— Task prompt —
In the data that follows, count every line holding the string "structured" and give the count alone.

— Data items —
[Start]
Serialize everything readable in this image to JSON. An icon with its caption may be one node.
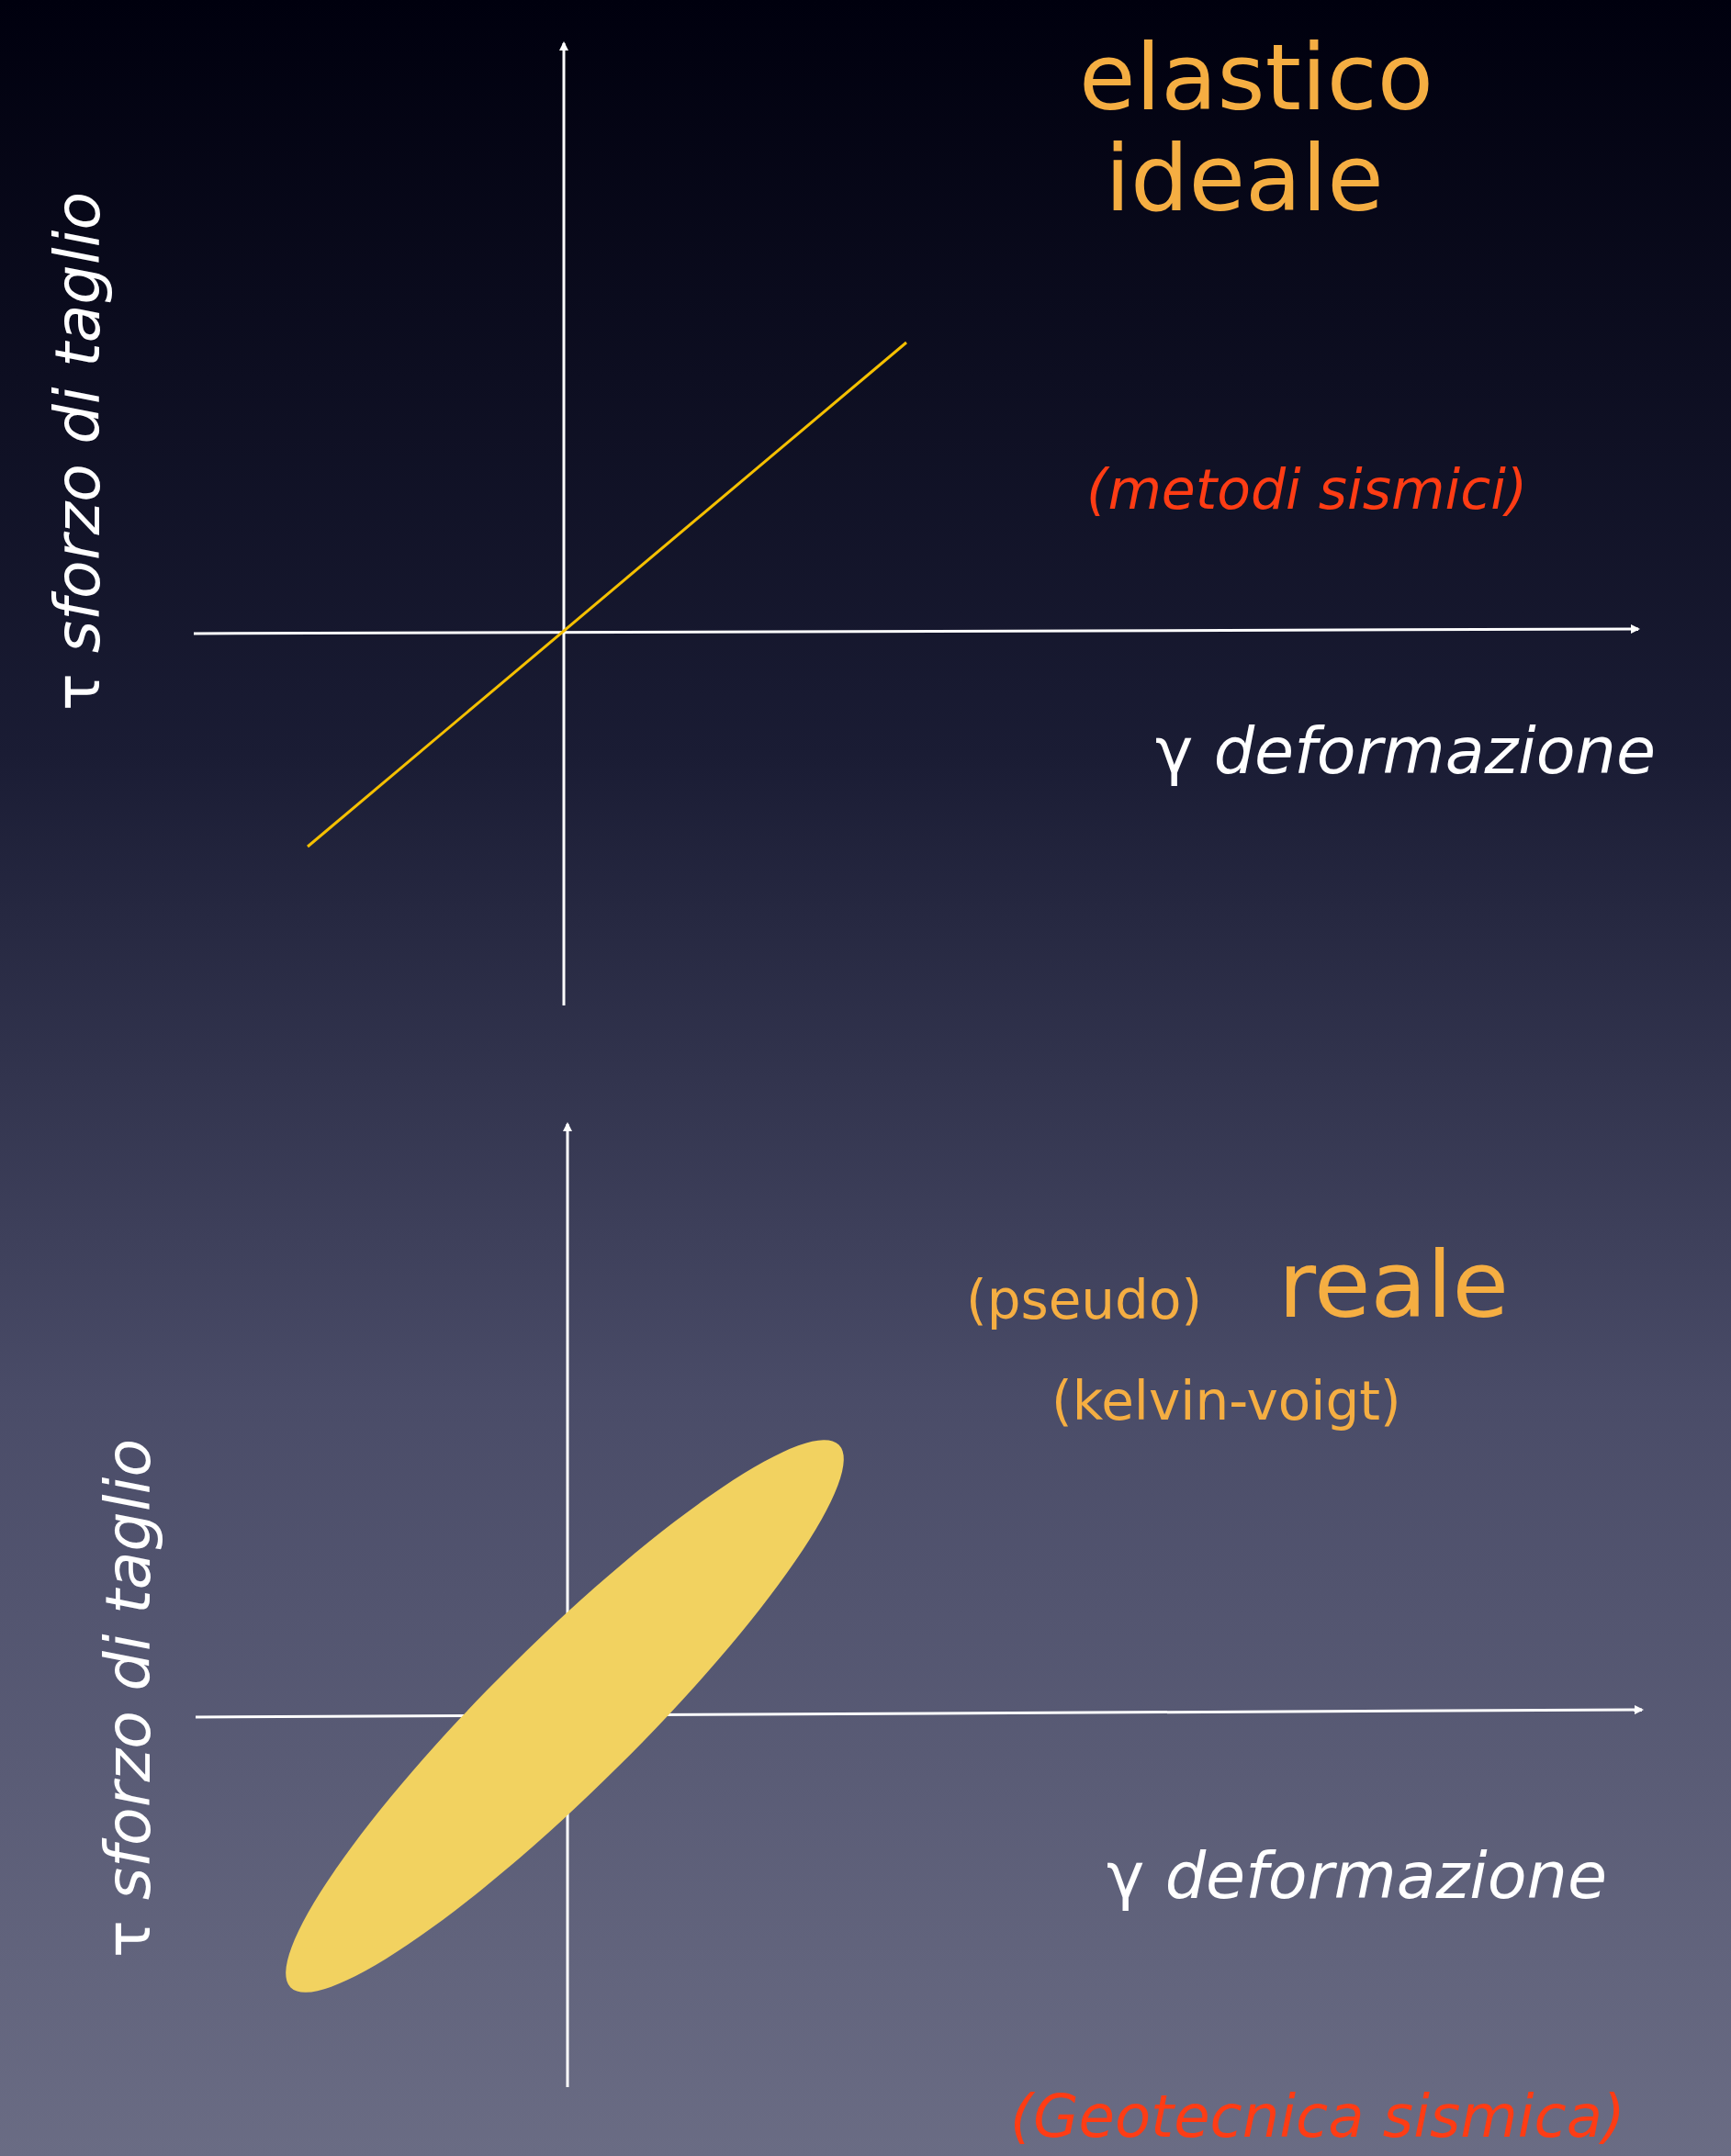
{
  "diagram": {
    "nodes": [
      {
        "text": [],
        "shape": "ellipse"
      }
    ],
    "labels": [
      "elastico ideale",
      "τ *sforzo di taglio*",
      "(metodi sismici)",
      "γ *deformazione*",
      "(pseudo)",
      "reale",
      "(kelvin-voigt)",
      "τ *sforzo di taglio*",
      "γ  *deformazione*",
      "(Geotecnica sismica)"
    ]
  }
}
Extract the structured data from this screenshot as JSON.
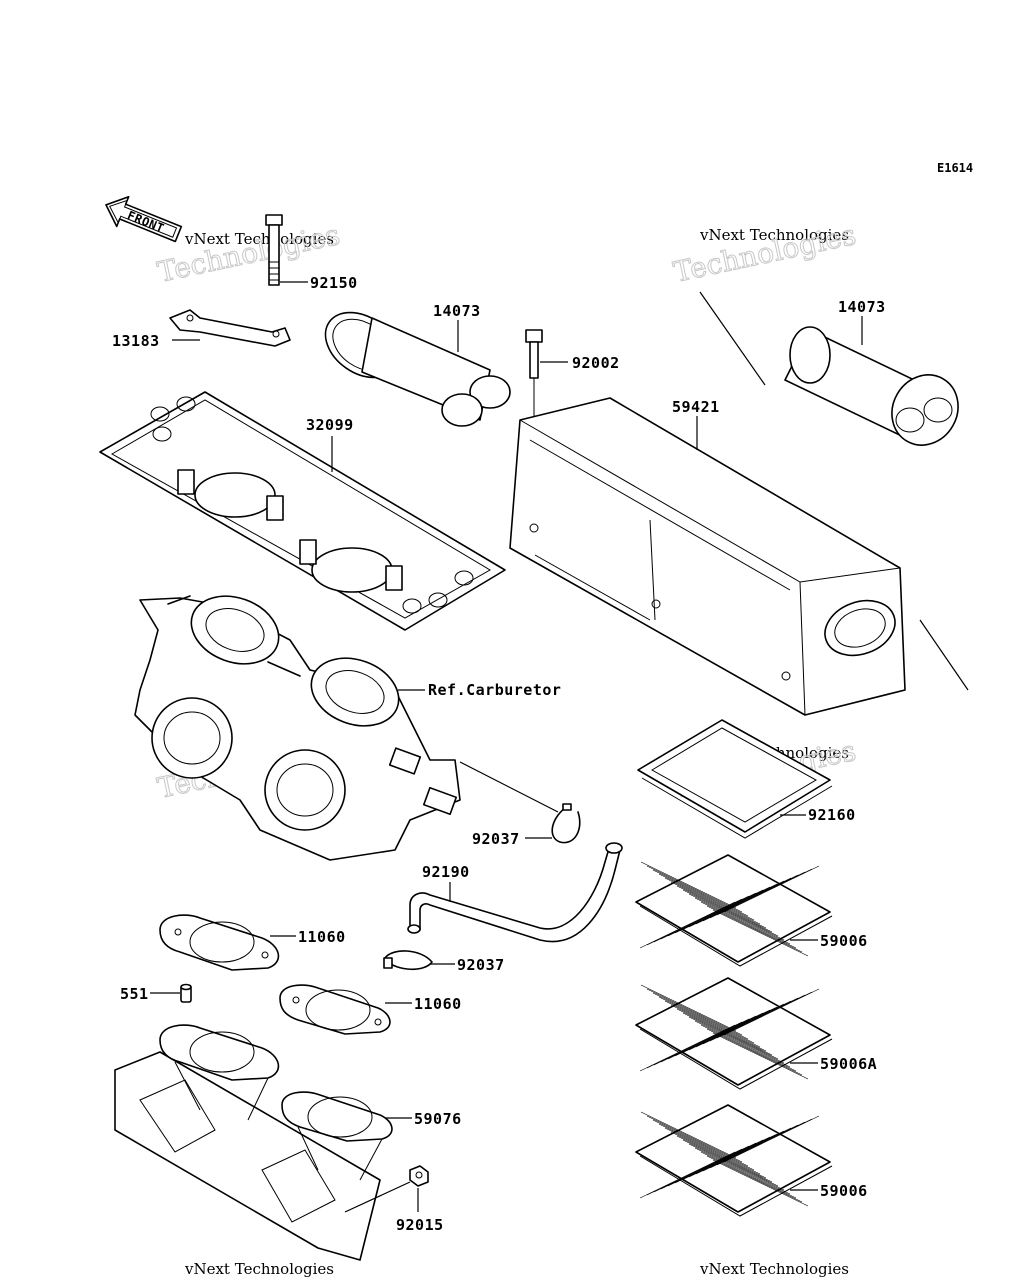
{
  "diagram_id": "E1614",
  "front_label": "FRONT",
  "watermark": {
    "line1": "vNext Technologies",
    "line2": "Technologies",
    "top": "vNext"
  },
  "labels": {
    "p92150": "92150",
    "p13183": "13183",
    "p14073_a": "14073",
    "p14073_b": "14073",
    "p92002": "92002",
    "p59421": "59421",
    "p32099": "32099",
    "ref_carburetor": "Ref.Carburetor",
    "p92037_a": "92037",
    "p92160": "92160",
    "p92190": "92190",
    "p11060_a": "11060",
    "p59006_a": "59006",
    "p92037_b": "92037",
    "p551": "551",
    "p11060_b": "11060",
    "p59006A": "59006A",
    "p59076": "59076",
    "p59006_b": "59006",
    "p92015": "92015"
  }
}
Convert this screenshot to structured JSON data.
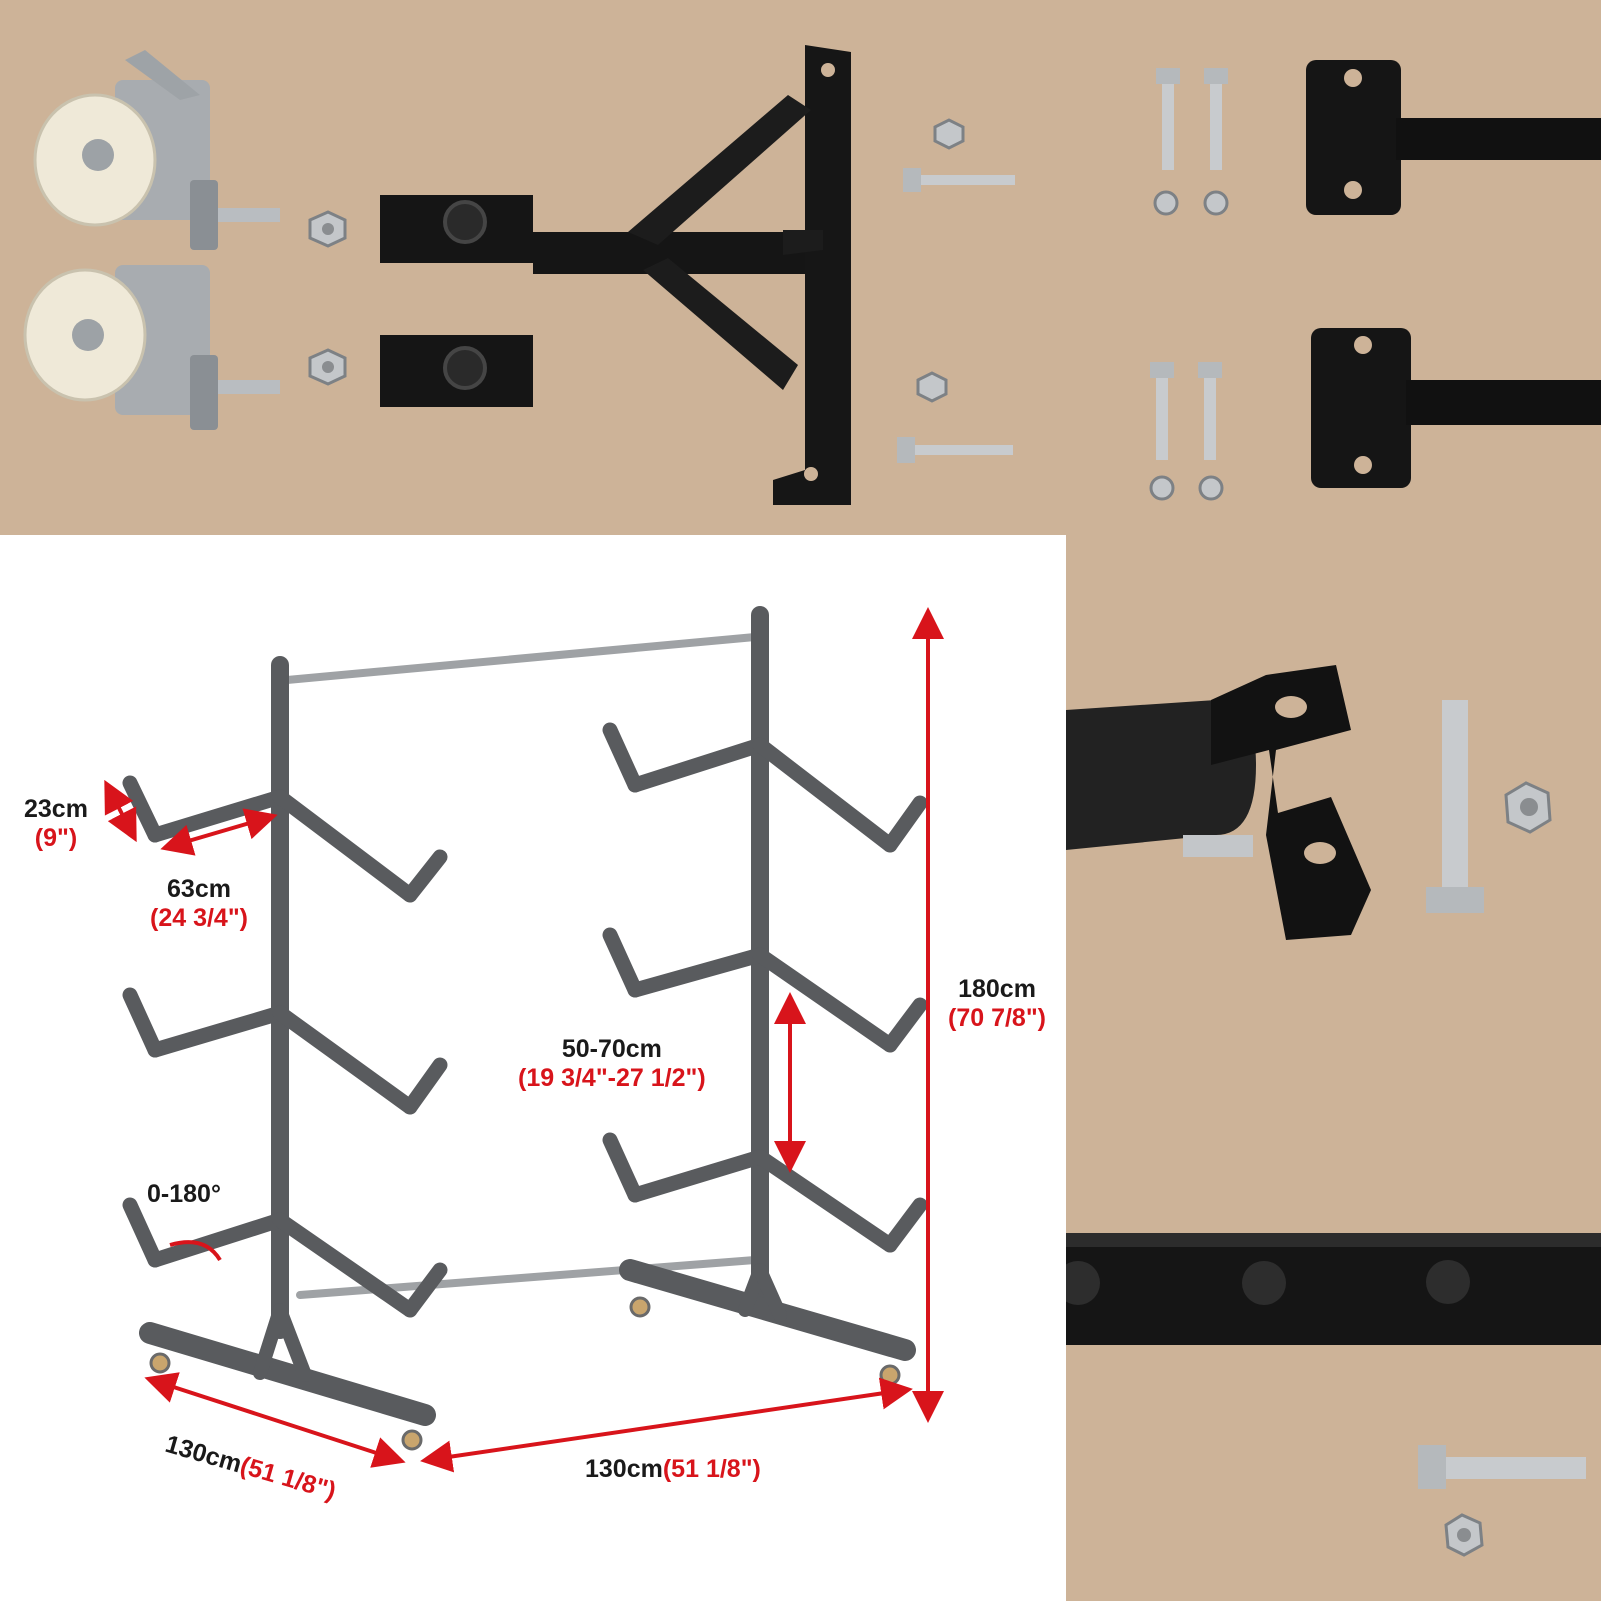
{
  "colors": {
    "cardboard": "#cdb398",
    "steel": "#1b1b1b",
    "metal": "#b8bcc0",
    "diagram_frame": "#57595c",
    "arrow_red": "#d8141b",
    "text_dark": "#1a1a1a"
  },
  "dimensions": {
    "arm_tip": {
      "metric": "23cm",
      "imperial": "(9\")"
    },
    "arm_length": {
      "metric": "63cm",
      "imperial": "(24 3/4\")"
    },
    "arm_spacing": {
      "metric": "50-70cm",
      "imperial": "(19 3/4\"-27 1/2\")"
    },
    "height": {
      "metric": "180cm",
      "imperial": "(70 7/8\")"
    },
    "angle": {
      "metric": "0-180°"
    },
    "depth": {
      "metric": "130cm",
      "imperial": "(51 1/8\")"
    },
    "width": {
      "metric": "130cm",
      "imperial": "(51 1/8\")"
    }
  }
}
[End]
— Worked answer —
2